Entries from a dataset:

---------------

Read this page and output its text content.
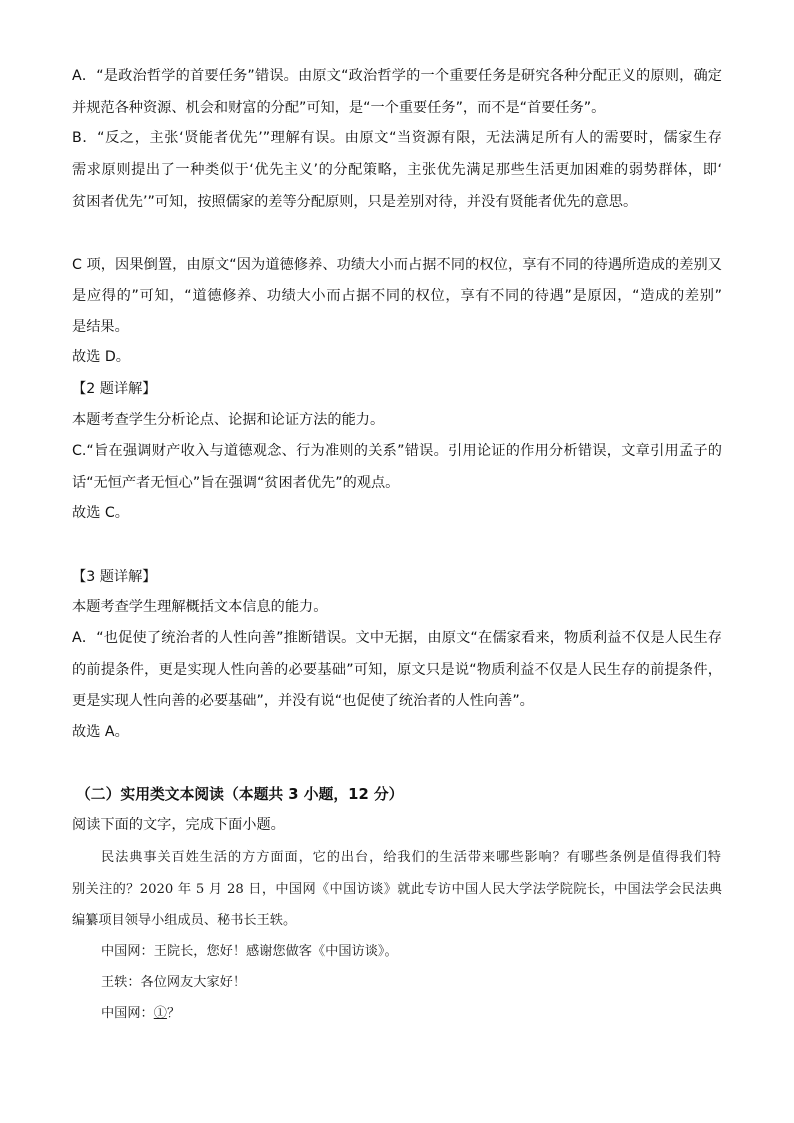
A．“是政治哲学的首要任务”错误。由原文“政治哲学的一个重要任务是研究各种分配正义的原则，确定
并规范各种资源、机会和财富的分配”可知，是“一个重要任务”，而不是“首要任务”。
B．“反之，主张‘贤能者优先’”理解有误。由原文“当资源有限，无法满足所有人的需要时，儒家生存
需求原则提出了一种类似于‘优先主义’的分配策略，主张优先满足那些生活更加困难的弱势群体，即‘
贫困者优先’”可知，按照儒家的差等分配原则，只是差别对待，并没有贤能者优先的意思。
C 项，因果倒置，由原文“因为道德修养、功绩大小而占据不同的权位，享有不同的待遇所造成的差别又
是应得的”可知，“道德修养、功绩大小而占据不同的权位，享有不同的待遇”是原因，“造成的差别”
是结果。
故选 D。
【2 题详解】
本题考查学生分析论点、论据和论证方法的能力。
C.“旨在强调财产收入与道德观念、行为准则的关系”错误。引用论证的作用分析错误，文章引用孟子的
话“无恒产者无恒心”旨在强调“贫困者优先”的观点。
故选 C。
【3 题详解】
本题考查学生理解概括文本信息的能力。
A．“也促使了统治者的人性向善”推断错误。文中无据，由原文“在儒家看来，物质利益不仅是人民生存
的前提条件，更是实现人性向善的必要基础”可知，原文只是说“物质利益不仅是人民生存的前提条件，
更是实现人性向善的必要基础”，并没有说“也促使了统治者的人性向善”。
故选 A。
（二）实用类文本阅读（本题共 3 小题，12 分）
阅读下面的文字，完成下面小题。
民法典事关百姓生活的方方面面，它的出台，给我们的生活带来哪些影响？有哪些条例是值得我们特
别关注的？2020 年 5 月 28 日，中国网《中国访谈》就此专访中国人民大学法学院院长，中国法学会民法典
编纂项目领导小组成员、秘书长王轶。
中国网：王院长，您好！感谢您做客《中国访谈》。
王轶：各位网友大家好！
中国网：①？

---------------

# WHAT YOU WILL DO
Output every entry exactly as given; pictures are not part of the copy.

# TASK SOLUTION
Read this page and output its text content.
A．“是政治哲学的首要任务”错误。由原文“政治哲学的一个重要任务是研究各种分配正义的原则，确定
并规范各种资源、机会和财富的分配”可知，是“一个重要任务”，而不是“首要任务”。
B．“反之，主张‘贤能者优先’”理解有误。由原文“当资源有限，无法满足所有人的需要时，儒家生存
需求原则提出了一种类似于‘优先主义’的分配策略，主张优先满足那些生活更加困难的弱势群体，即‘
贫困者优先’”可知，按照儒家的差等分配原则，只是差别对待，并没有贤能者优先的意思。
C 项，因果倒置，由原文“因为道德修养、功绩大小而占据不同的权位，享有不同的待遇所造成的差别又
是应得的”可知，“道德修养、功绩大小而占据不同的权位，享有不同的待遇”是原因，“造成的差别”
是结果。
故选 D。
【2 题详解】
本题考查学生分析论点、论据和论证方法的能力。
C.“旨在强调财产收入与道德观念、行为准则的关系”错误。引用论证的作用分析错误，文章引用孟子的
话“无恒产者无恒心”旨在强调“贫困者优先”的观点。
故选 C。
【3 题详解】
本题考查学生理解概括文本信息的能力。
A．“也促使了统治者的人性向善”推断错误。文中无据，由原文“在儒家看来，物质利益不仅是人民生存
的前提条件，更是实现人性向善的必要基础”可知，原文只是说“物质利益不仅是人民生存的前提条件，
更是实现人性向善的必要基础”，并没有说“也促使了统治者的人性向善”。
故选 A。
（二）实用类文本阅读（本题共 3 小题，12 分）
阅读下面的文字，完成下面小题。
民法典事关百姓生活的方方面面，它的出台，给我们的生活带来哪些影响？有哪些条例是值得我们特
别关注的？2020 年 5 月 28 日，中国网《中国访谈》就此专访中国人民大学法学院院长，中国法学会民法典
编纂项目领导小组成员、秘书长王轶。
中国网：王院长，您好！感谢您做客《中国访谈》。
王轶：各位网友大家好！
中国网：①？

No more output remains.